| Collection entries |
* BEGIN *
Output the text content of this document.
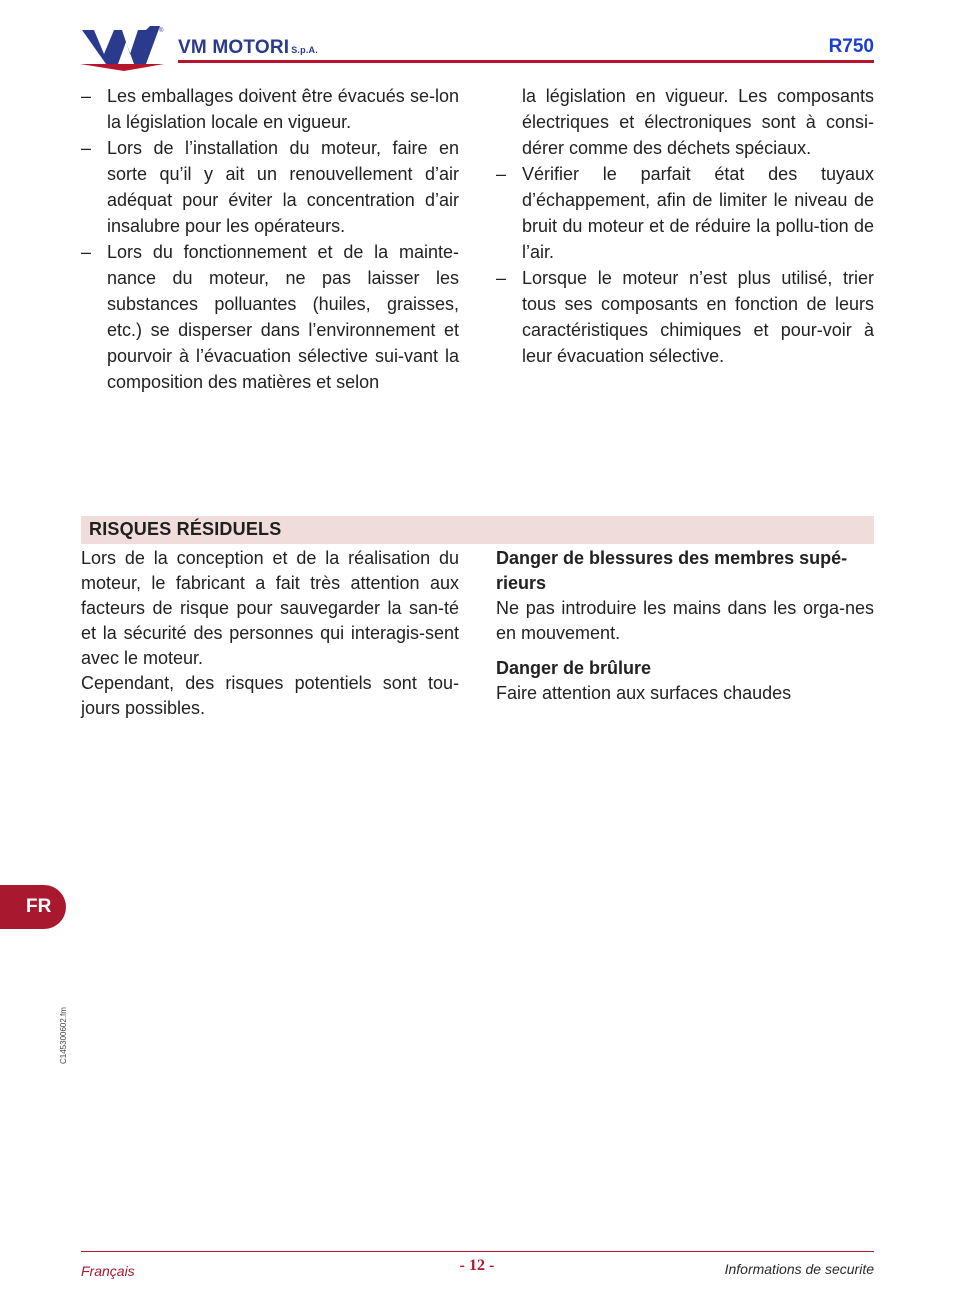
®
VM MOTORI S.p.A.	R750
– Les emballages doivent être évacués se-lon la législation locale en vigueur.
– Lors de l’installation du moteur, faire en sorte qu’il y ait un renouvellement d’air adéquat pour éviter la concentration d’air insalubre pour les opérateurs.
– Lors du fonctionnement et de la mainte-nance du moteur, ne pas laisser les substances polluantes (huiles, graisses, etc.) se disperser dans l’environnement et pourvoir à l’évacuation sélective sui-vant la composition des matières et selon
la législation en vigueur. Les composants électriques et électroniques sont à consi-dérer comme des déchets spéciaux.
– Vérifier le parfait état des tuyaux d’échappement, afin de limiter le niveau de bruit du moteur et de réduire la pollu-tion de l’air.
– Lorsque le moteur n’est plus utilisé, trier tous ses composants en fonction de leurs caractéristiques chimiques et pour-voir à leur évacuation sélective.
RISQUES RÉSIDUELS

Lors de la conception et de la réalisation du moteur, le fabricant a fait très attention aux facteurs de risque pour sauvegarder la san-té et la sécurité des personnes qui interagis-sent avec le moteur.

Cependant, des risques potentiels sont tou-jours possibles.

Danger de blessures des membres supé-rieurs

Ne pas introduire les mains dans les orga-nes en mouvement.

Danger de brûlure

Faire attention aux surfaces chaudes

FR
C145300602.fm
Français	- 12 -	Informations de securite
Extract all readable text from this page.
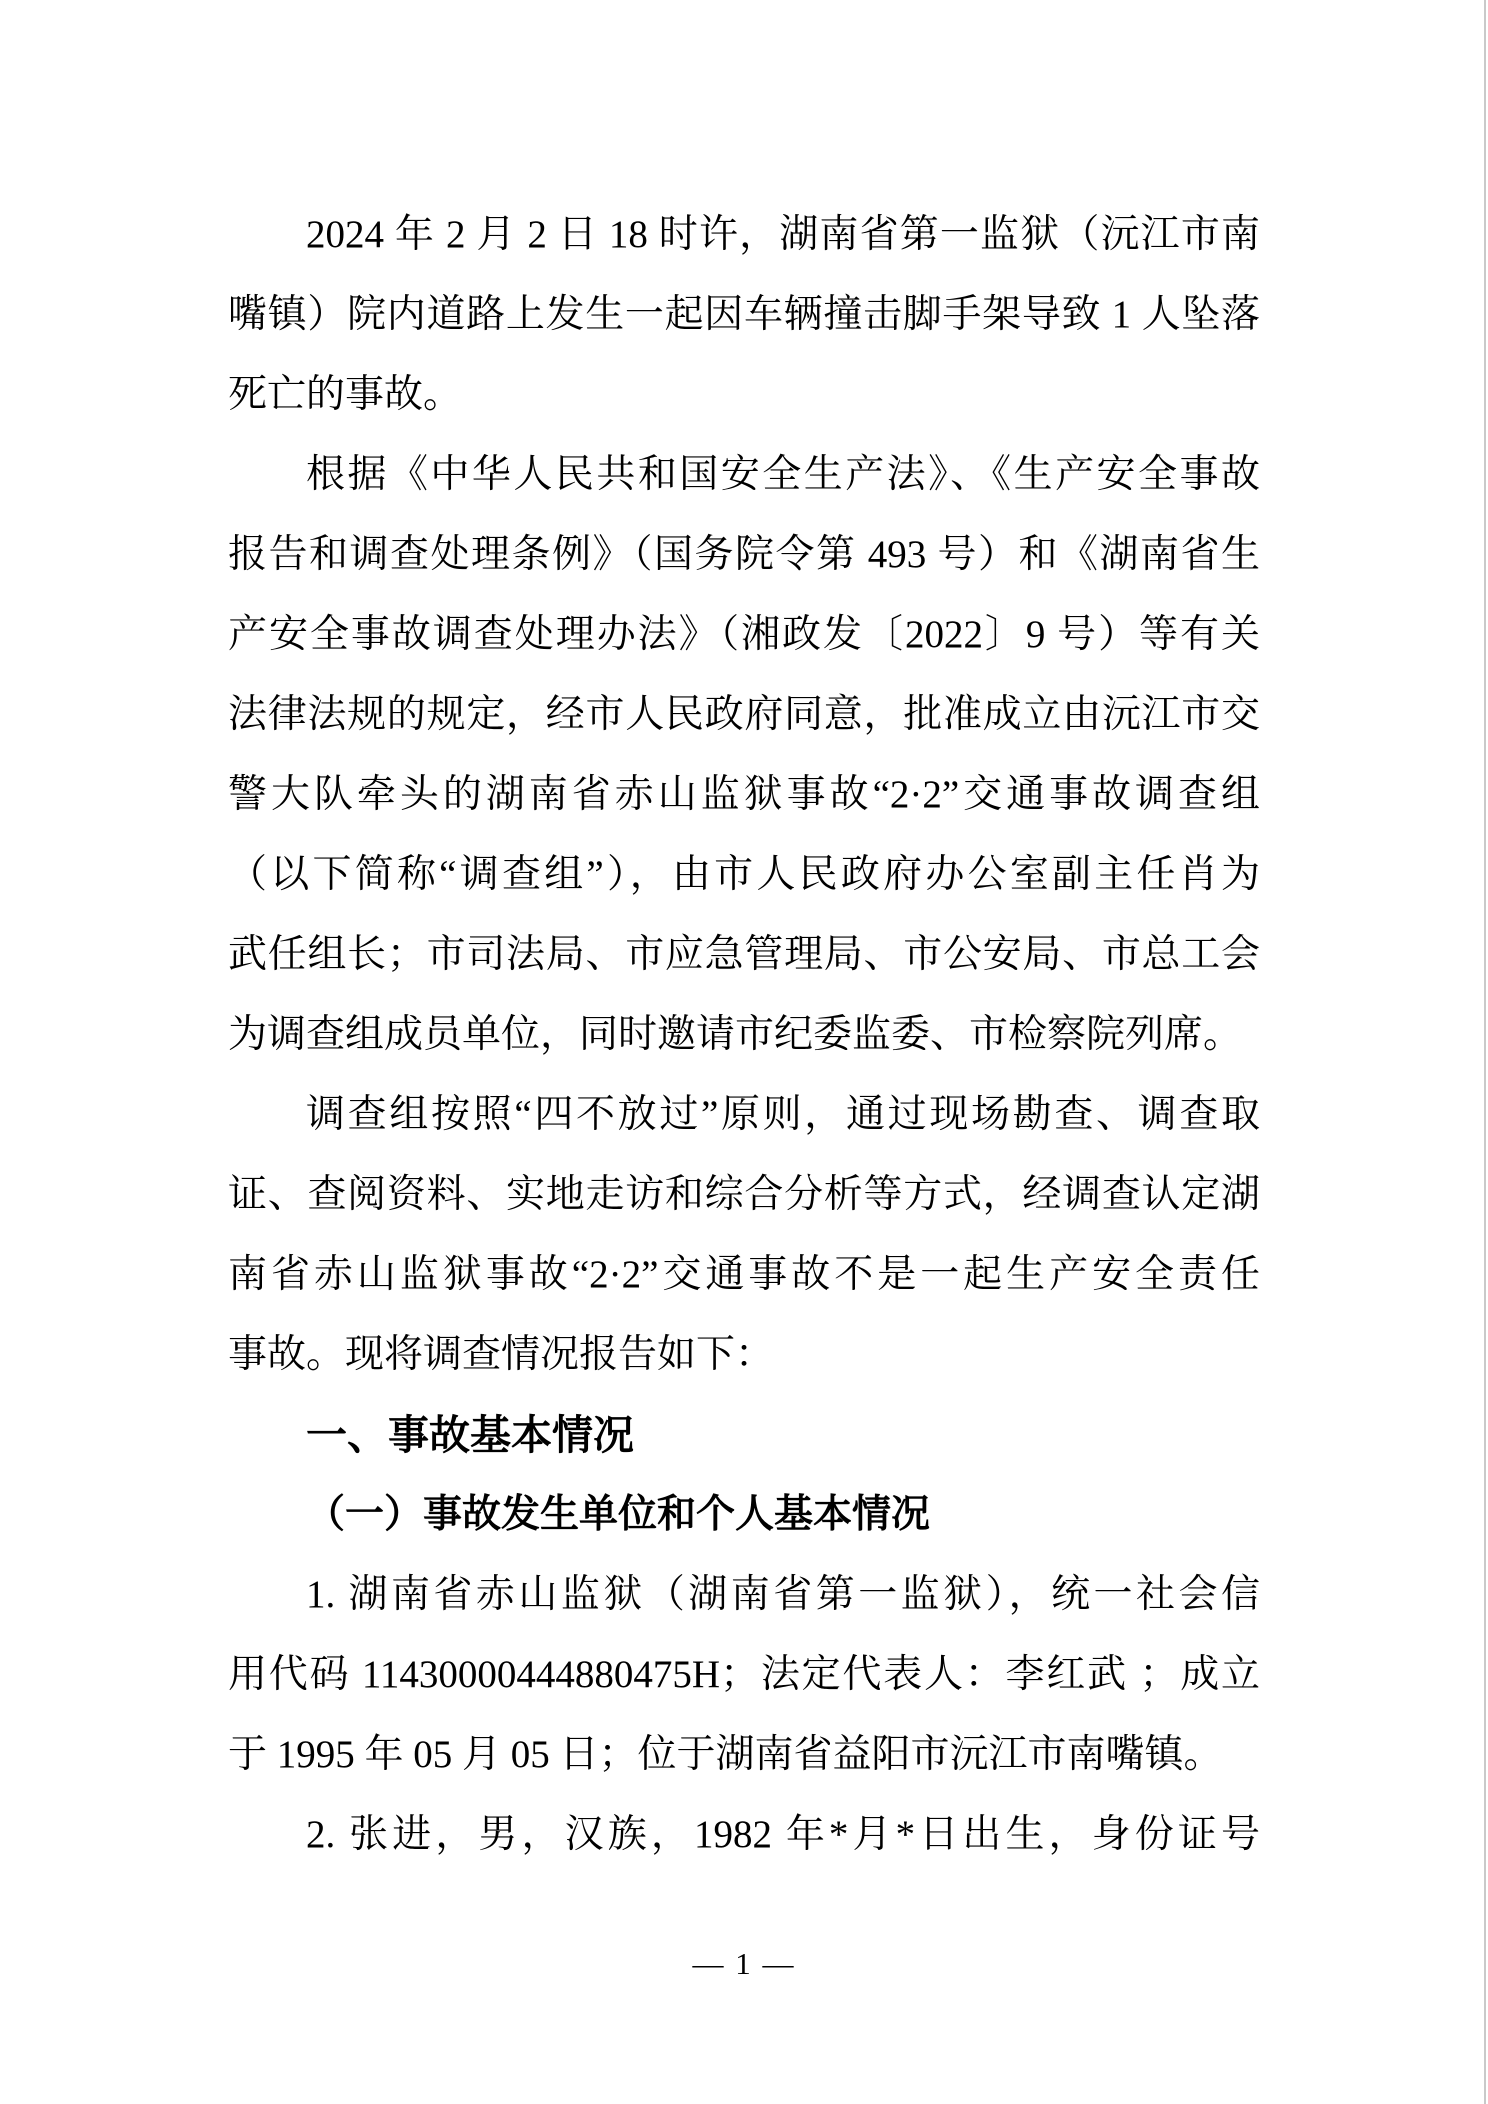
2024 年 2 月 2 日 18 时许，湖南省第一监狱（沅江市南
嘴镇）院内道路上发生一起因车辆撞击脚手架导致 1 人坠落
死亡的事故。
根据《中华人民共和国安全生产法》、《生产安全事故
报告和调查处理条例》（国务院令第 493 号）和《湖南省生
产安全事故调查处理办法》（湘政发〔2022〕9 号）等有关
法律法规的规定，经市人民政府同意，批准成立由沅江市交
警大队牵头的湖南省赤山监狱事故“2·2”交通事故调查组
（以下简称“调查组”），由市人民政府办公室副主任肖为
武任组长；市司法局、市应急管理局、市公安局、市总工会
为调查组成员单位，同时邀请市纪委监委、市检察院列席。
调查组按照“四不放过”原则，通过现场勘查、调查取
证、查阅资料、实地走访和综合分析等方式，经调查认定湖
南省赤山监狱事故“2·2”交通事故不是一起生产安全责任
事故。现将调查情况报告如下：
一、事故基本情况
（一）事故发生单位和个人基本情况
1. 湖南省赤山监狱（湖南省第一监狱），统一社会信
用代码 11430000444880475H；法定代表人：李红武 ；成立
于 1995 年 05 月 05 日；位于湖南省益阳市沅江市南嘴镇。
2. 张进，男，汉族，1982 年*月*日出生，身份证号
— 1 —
* END *
| Task objective |
Only lines that contain the word "sélective" are wanted; copy each of them.

| Task result |
– Lors du fonctionnement et de la mainte-nance du moteur, ne pas laisser les substances polluantes (huiles, graisses, etc.) se disperser dans l’environnement et pourvoir à l’évacuation sélective sui-vant la composition des matières et selon
– Lorsque le moteur n’est plus utilisé, trier tous ses composants en fonction de leurs caractéristiques chimiques et pour-voir à leur évacuation sélective.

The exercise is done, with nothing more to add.